Given exercise:
Scan the data for "name" and copy the lines it appears in.

Task inputs:
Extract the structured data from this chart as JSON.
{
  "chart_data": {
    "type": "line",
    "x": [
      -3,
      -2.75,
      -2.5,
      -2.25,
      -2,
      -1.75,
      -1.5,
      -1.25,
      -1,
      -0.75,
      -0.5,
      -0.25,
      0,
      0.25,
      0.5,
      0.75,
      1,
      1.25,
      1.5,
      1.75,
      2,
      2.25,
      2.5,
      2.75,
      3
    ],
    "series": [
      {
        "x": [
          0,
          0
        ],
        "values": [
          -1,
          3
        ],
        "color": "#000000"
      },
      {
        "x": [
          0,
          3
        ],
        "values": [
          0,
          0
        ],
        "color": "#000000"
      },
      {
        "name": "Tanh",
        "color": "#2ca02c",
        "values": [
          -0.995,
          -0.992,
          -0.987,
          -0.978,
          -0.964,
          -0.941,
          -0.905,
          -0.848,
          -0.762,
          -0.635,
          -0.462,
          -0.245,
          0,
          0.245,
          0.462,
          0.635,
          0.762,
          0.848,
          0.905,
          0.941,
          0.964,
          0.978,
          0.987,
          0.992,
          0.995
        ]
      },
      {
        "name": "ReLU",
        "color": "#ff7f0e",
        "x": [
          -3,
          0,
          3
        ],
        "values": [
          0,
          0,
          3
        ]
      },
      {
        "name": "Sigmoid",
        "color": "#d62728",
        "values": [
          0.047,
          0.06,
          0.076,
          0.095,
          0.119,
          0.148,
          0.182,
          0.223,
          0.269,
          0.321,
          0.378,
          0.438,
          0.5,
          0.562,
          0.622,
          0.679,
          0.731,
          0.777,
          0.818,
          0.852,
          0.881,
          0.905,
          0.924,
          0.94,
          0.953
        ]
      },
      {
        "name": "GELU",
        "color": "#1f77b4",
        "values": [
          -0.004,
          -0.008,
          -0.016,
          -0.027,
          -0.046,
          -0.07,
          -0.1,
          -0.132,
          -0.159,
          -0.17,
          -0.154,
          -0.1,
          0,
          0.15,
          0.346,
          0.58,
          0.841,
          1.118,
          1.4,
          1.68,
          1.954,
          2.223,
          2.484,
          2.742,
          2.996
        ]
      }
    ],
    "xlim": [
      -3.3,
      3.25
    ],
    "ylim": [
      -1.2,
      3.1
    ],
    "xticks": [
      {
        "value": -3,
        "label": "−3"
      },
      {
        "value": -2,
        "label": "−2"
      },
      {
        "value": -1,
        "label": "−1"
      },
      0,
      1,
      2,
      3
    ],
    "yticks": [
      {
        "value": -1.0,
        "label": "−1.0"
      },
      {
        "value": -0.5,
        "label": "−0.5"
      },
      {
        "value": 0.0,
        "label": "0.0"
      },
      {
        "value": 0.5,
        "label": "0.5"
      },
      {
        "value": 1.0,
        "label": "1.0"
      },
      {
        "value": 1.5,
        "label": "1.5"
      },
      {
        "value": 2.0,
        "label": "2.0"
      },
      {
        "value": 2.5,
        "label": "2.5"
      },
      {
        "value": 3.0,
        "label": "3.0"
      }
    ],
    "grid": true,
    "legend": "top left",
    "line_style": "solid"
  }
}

---

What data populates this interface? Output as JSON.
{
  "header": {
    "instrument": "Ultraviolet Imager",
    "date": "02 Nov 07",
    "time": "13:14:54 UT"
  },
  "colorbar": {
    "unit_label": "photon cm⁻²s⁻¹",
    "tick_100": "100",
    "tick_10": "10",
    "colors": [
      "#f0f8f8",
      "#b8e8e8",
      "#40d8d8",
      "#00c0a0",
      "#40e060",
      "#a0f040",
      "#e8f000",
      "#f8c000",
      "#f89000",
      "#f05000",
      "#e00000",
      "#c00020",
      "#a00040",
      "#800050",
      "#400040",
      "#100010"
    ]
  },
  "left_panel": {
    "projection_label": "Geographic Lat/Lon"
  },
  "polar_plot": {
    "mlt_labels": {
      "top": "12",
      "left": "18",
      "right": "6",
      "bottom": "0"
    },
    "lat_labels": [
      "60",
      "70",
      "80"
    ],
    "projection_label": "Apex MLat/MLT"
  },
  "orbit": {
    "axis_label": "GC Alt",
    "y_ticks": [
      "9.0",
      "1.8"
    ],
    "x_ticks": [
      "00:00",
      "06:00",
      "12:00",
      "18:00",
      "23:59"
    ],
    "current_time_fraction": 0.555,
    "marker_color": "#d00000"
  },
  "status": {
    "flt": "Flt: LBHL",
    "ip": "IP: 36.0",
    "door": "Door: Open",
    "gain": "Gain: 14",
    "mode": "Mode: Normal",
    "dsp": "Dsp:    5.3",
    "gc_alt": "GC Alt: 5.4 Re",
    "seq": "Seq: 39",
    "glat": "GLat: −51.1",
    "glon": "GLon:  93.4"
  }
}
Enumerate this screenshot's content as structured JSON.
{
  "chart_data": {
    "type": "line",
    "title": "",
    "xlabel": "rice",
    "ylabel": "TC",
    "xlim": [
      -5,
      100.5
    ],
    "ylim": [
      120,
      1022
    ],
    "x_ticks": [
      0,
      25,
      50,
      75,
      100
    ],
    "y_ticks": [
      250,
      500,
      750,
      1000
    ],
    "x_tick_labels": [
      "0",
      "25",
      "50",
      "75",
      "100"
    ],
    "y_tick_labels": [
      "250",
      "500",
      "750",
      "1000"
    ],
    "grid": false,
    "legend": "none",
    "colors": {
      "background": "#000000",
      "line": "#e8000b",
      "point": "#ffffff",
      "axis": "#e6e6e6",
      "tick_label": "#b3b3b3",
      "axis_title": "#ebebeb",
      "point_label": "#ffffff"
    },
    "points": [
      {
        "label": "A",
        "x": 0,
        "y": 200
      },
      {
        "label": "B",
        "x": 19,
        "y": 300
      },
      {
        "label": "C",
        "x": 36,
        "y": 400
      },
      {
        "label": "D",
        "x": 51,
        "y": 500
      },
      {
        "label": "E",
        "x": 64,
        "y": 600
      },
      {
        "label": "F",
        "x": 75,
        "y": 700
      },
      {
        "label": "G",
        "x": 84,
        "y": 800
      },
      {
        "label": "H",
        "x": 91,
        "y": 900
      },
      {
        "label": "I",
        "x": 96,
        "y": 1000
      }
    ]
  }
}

Answer for this exercise:
        "name": "Tanh",
        "name": "ReLU",
        "name": "Sigmoid",
        "name": "GELU",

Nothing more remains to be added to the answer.